(GIVEN INSTRUCTION): Reproduce the records below exactly, leaving out any pictures.

● ● ●

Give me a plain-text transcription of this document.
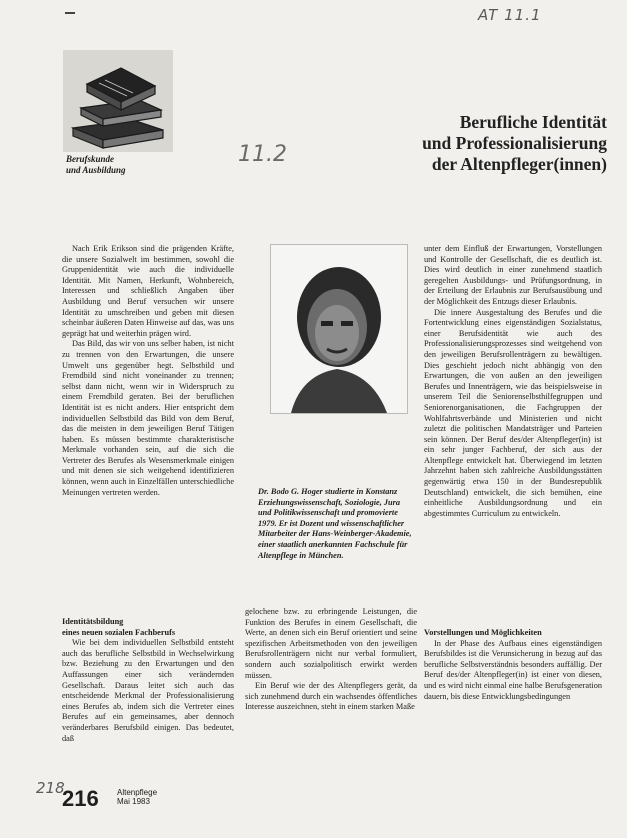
AT 11.1
11.2
218
Berufskunde
und Ausbildung
Berufliche Identität
und Professionalisierung
der Altenpfleger(innen)

Nach Erik Erikson sind die prägenden Kräfte, die unsere Sozialwelt im bestimmen, sowohl die Gruppenidentität wie auch die individuelle Identität. Mit Namen, Herkunft, Wohnbereich, Interessen und schließlich Angaben über Ausbildung und Beruf versuchen wir unsere Identität zu umschreiben und geben mit diesen scheinbar äußeren Daten Hinweise auf das, was uns geprägt hat und weiterhin prägen wird.

Das Bild, das wir von uns selber haben, ist nicht zu trennen von den Erwartungen, die unsere Umwelt uns gegenüber hegt. Selbstbild und Fremdbild sind nicht voneinander zu trennen; selbst dann nicht, wenn wir in Widerspruch zu einem Fremdbild geraten. Bei der beruflichen Identität ist es nicht anders. Hier entspricht dem individuellen Selbstbild das Bild von dem Beruf, das die meisten in dem jeweiligen Beruf Tätigen haben. Es müssen bestimmte charakteristische Merkmale vorhanden sein, auf die sich die Vertreter des Berufes als Wesensmerkmale einigen und mit denen sie sich weitgehend identifizieren können, wenn auch in Einzelfällen unterschiedliche Meinungen vertreten werden.

Identitätsbildung

eines neuen sozialen Fachberufs

Wie bei dem individuellen Selbstbild entsteht auch das berufliche Selbstbild in Wechselwirkung bzw. Beziehung zu den Erwartungen und den Auffassungen einer sich verändernden Gesellschaft. Daraus leitet sich auch das entscheidende Merkmal der Professionalisierung eines Berufes ab, indem sich die Vertreter eines Berufes auf ein gemeinsames, aber dennoch veränderbares Berufsbild einigen. Das bedeutet, daß

Dr. Bodo G. Hoger studierte in Konstanz Erziehungswissenschaft, Soziologie, Jura und Politikwissenschaft und promovierte 1979. Er ist Dozent und wissenschaftlicher Mitarbeiter der Hans-Weinberger-Akademie, einer staatlich anerkannten Fachschule für Altenpflege in München.

gelochene bzw. zu erbringende Leistungen, die Funktion des Berufes in einem Gesellschaft, die Werte, an denen sich ein Beruf orientiert und seine spezifischen Arbeitsmethoden von den jeweiligen Berufsrollenträgern nicht nur verbal formuliert, sondern auch sozialpolitisch erwirkt werden müssen.

Ein Beruf wie der des Altenpflegers gerät, da sich zunehmend durch ein wachsendes öffentliches Interesse auszeichnen, steht in einem starken Maße

unter dem Einfluß der Erwartungen, Vorstellungen und Kontrolle der Gesellschaft, die es deutlich ist. Dies wird deutlich in einer zunehmend staatlich geregelten Ausbildungs- und Prüfungsordnung, in der Erteilung der Erlaubnis zur Berufsausübung und der Möglichkeit des Entzugs dieser Erlaubnis.

Die innere Ausgestaltung des Berufes und die Fortentwicklung eines eigenständigen Sozialstatus, einer Berufsidentität wie auch des Professionalisierungsprozesses sind weitgehend von den jeweiligen Berufsrollenträgern zu bewältigen. Dies geschieht jedoch nicht abhängig von den Erwartungen, die von außen an den jeweiligen Berufes und Innenträgern, wie das beispielsweise in unserem Teil die Seniorenselbsthilfegruppen und Seniorenorganisationen, die Fachgruppen der Wohlfahrtsverbände und Ministerien und nicht zuletzt die politischen Mandatsträger und Parteien sein können. Der Beruf des/der Altenpfleger(in) ist ein sehr junger Fachberuf, der sich aus der Altenpflege entwickelt hat. Überwiegend im letzten Jahrzehnt haben sich zahlreiche Ausbildungsstätten gegenwärtig etwa 150 in der Bundesrepublik Deutschland) entwickelt, die sich bemühen, eine einheitliche Ausbildungsordnung und ein abgestimmtes Curriculum zu entwickeln.

Vorstellungen und Möglichkeiten

In der Phase des Aufbaus eines eigenständigen Berufsbildes ist die Verunsicherung in bezug auf das berufliche Selbstverständnis besonders auffällig. Der Beruf des/der Altenpfleger(in) ist einer von diesen, und es wird nicht einmal eine halbe Berufsgeneration dauern, bis diese Entwicklungsbedingungen

216 Altenpflege
Mai 1983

● ● ●

(SOLVED PROBLEM):
Give me a plain-text transcription of this document.
AT 11.1
11.2
218
Berufskunde
und Ausbildung
Berufliche Identität
und Professionalisierung
der Altenpfleger(innen)

Nach Erik Erikson sind die prägenden Kräfte, die unsere Sozialwelt im bestimmen, sowohl die Gruppenidentität wie auch die individuelle Identität. Mit Namen, Herkunft, Wohnbereich, Interessen und schließlich Angaben über Ausbildung und Beruf versuchen wir unsere Identität zu umschreiben und geben mit diesen scheinbar äußeren Daten Hinweise auf das, was uns geprägt hat und weiterhin prägen wird.

Das Bild, das wir von uns selber haben, ist nicht zu trennen von den Erwartungen, die unsere Umwelt uns gegenüber hegt. Selbstbild und Fremdbild sind nicht voneinander zu trennen; selbst dann nicht, wenn wir in Widerspruch zu einem Fremdbild geraten. Bei der beruflichen Identität ist es nicht anders. Hier entspricht dem individuellen Selbstbild das Bild von dem Beruf, das die meisten in dem jeweiligen Beruf Tätigen haben. Es müssen bestimmte charakteristische Merkmale vorhanden sein, auf die sich die Vertreter des Berufes als Wesensmerkmale einigen und mit denen sie sich weitgehend identifizieren können, wenn auch in Einzelfällen unterschiedliche Meinungen vertreten werden.

Identitätsbildung

eines neuen sozialen Fachberufs

Wie bei dem individuellen Selbstbild entsteht auch das berufliche Selbstbild in Wechselwirkung bzw. Beziehung zu den Erwartungen und den Auffassungen einer sich verändernden Gesellschaft. Daraus leitet sich auch das entscheidende Merkmal der Professionalisierung eines Berufes ab, indem sich die Vertreter eines Berufes auf ein gemeinsames, aber dennoch veränderbares Berufsbild einigen. Das bedeutet, daß

Dr. Bodo G. Hoger studierte in Konstanz Erziehungswissenschaft, Soziologie, Jura und Politikwissenschaft und promovierte 1979. Er ist Dozent und wissenschaftlicher Mitarbeiter der Hans-Weinberger-Akademie, einer staatlich anerkannten Fachschule für Altenpflege in München.

gelochene bzw. zu erbringende Leistungen, die Funktion des Berufes in einem Gesellschaft, die Werte, an denen sich ein Beruf orientiert und seine spezifischen Arbeitsmethoden von den jeweiligen Berufsrollenträgern nicht nur verbal formuliert, sondern auch sozialpolitisch erwirkt werden müssen.

Ein Beruf wie der des Altenpflegers gerät, da sich zunehmend durch ein wachsendes öffentliches Interesse auszeichnen, steht in einem starken Maße

unter dem Einfluß der Erwartungen, Vorstellungen und Kontrolle der Gesellschaft, die es deutlich ist. Dies wird deutlich in einer zunehmend staatlich geregelten Ausbildungs- und Prüfungsordnung, in der Erteilung der Erlaubnis zur Berufsausübung und der Möglichkeit des Entzugs dieser Erlaubnis.

Die innere Ausgestaltung des Berufes und die Fortentwicklung eines eigenständigen Sozialstatus, einer Berufsidentität wie auch des Professionalisierungsprozesses sind weitgehend von den jeweiligen Berufsrollenträgern zu bewältigen. Dies geschieht jedoch nicht abhängig von den Erwartungen, die von außen an den jeweiligen Berufes und Innenträgern, wie das beispielsweise in unserem Teil die Seniorenselbsthilfegruppen und Seniorenorganisationen, die Fachgruppen der Wohlfahrtsverbände und Ministerien und nicht zuletzt die politischen Mandatsträger und Parteien sein können. Der Beruf des/der Altenpfleger(in) ist ein sehr junger Fachberuf, der sich aus der Altenpflege entwickelt hat. Überwiegend im letzten Jahrzehnt haben sich zahlreiche Ausbildungsstätten gegenwärtig etwa 150 in der Bundesrepublik Deutschland) entwickelt, die sich bemühen, eine einheitliche Ausbildungsordnung und ein abgestimmtes Curriculum zu entwickeln.

Vorstellungen und Möglichkeiten

In der Phase des Aufbaus eines eigenständigen Berufsbildes ist die Verunsicherung in bezug auf das berufliche Selbstverständnis besonders auffällig. Der Beruf des/der Altenpfleger(in) ist einer von diesen, und es wird nicht einmal eine halbe Berufsgeneration dauern, bis diese Entwicklungsbedingungen

216 Altenpflege
Mai 1983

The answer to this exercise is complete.